---------- Material for this task ----------
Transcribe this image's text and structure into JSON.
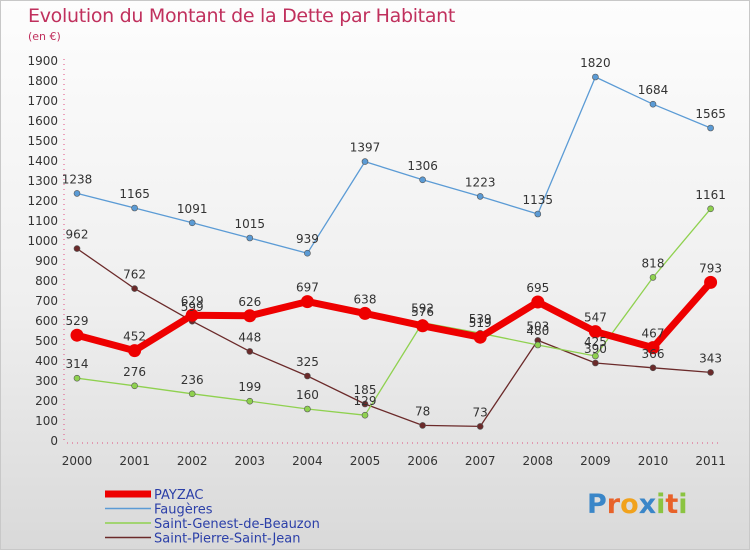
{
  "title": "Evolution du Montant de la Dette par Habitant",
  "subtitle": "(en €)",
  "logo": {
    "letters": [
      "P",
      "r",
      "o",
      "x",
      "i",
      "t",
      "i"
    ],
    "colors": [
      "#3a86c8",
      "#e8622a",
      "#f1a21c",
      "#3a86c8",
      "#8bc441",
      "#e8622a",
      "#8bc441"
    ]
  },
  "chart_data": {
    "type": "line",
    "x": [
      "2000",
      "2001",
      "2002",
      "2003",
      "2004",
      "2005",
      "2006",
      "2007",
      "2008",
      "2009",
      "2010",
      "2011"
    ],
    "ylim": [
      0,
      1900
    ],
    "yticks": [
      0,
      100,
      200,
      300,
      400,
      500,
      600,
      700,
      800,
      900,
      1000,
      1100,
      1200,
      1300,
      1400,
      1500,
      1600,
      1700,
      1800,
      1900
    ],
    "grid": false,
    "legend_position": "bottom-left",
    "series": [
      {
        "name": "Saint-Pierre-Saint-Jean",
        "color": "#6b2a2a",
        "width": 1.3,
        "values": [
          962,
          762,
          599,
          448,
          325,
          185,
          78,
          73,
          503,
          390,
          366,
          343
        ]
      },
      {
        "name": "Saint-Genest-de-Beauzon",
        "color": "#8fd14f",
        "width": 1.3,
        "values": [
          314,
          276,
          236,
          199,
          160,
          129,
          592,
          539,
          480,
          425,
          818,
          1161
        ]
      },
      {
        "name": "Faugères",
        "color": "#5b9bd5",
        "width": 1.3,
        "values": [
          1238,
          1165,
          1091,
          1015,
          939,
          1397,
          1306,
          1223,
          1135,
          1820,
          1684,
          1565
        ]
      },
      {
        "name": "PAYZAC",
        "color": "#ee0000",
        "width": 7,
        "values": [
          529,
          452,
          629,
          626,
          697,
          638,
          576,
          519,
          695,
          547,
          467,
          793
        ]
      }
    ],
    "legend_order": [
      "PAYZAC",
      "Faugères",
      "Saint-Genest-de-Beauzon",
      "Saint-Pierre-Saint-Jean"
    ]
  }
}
----------
---------- Material for this task ----------
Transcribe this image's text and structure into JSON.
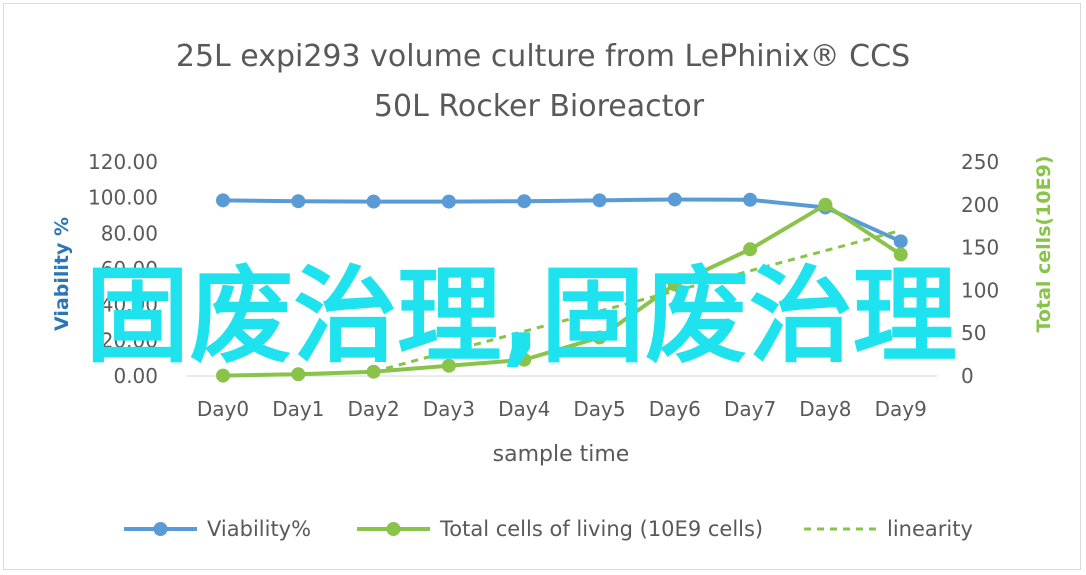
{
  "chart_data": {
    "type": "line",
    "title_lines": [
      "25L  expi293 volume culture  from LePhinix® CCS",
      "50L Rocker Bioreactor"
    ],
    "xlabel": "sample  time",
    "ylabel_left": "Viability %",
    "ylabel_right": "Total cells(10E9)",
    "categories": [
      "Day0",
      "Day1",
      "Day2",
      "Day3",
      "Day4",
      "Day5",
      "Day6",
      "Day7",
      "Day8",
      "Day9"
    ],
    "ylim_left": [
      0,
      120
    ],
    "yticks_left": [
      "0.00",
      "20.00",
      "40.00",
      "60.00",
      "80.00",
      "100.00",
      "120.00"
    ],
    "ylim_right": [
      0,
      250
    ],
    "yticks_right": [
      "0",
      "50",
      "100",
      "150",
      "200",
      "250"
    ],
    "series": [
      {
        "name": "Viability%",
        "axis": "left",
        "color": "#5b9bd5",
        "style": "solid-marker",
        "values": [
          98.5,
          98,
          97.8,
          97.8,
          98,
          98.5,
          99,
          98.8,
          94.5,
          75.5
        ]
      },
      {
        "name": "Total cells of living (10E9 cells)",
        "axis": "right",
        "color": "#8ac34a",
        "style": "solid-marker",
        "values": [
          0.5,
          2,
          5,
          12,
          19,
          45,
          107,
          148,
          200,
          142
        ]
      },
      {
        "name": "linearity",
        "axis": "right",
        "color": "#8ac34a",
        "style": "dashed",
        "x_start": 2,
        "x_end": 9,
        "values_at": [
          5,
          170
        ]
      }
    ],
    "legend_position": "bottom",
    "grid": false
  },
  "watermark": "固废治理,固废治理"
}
----------
---------- Material for this task ----------
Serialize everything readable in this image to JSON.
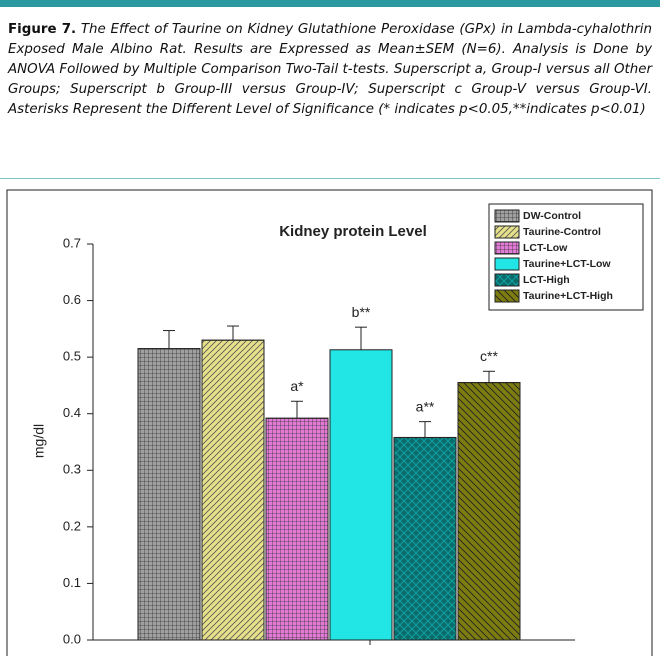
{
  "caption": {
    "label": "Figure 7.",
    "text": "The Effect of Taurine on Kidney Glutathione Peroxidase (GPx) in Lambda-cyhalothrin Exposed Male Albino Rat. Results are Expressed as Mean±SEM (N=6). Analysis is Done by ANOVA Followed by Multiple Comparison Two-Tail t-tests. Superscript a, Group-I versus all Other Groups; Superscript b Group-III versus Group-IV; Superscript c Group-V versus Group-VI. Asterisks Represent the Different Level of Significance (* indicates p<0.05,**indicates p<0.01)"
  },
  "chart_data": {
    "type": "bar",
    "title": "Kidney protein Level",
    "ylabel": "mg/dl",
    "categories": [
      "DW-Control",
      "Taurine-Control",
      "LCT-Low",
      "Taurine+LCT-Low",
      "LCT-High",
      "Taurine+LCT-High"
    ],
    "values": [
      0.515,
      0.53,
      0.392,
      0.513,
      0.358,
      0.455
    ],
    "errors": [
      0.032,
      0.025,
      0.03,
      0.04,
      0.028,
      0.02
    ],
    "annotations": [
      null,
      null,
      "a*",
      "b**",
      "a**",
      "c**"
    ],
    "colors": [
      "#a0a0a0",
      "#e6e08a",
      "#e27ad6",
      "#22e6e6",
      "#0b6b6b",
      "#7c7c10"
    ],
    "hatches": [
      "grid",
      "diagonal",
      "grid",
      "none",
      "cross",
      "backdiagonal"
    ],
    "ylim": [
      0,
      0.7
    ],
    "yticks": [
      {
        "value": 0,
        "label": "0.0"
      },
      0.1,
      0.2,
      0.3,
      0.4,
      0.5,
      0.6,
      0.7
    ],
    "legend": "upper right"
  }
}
----------
▸ **Required action**: Copy out every line of the material above that mentions the word "Total".

▸ **Solution**:
    "ylabel_right": "Total cells(10E9)",
        "name": "Total cells of living (10E9 cells)",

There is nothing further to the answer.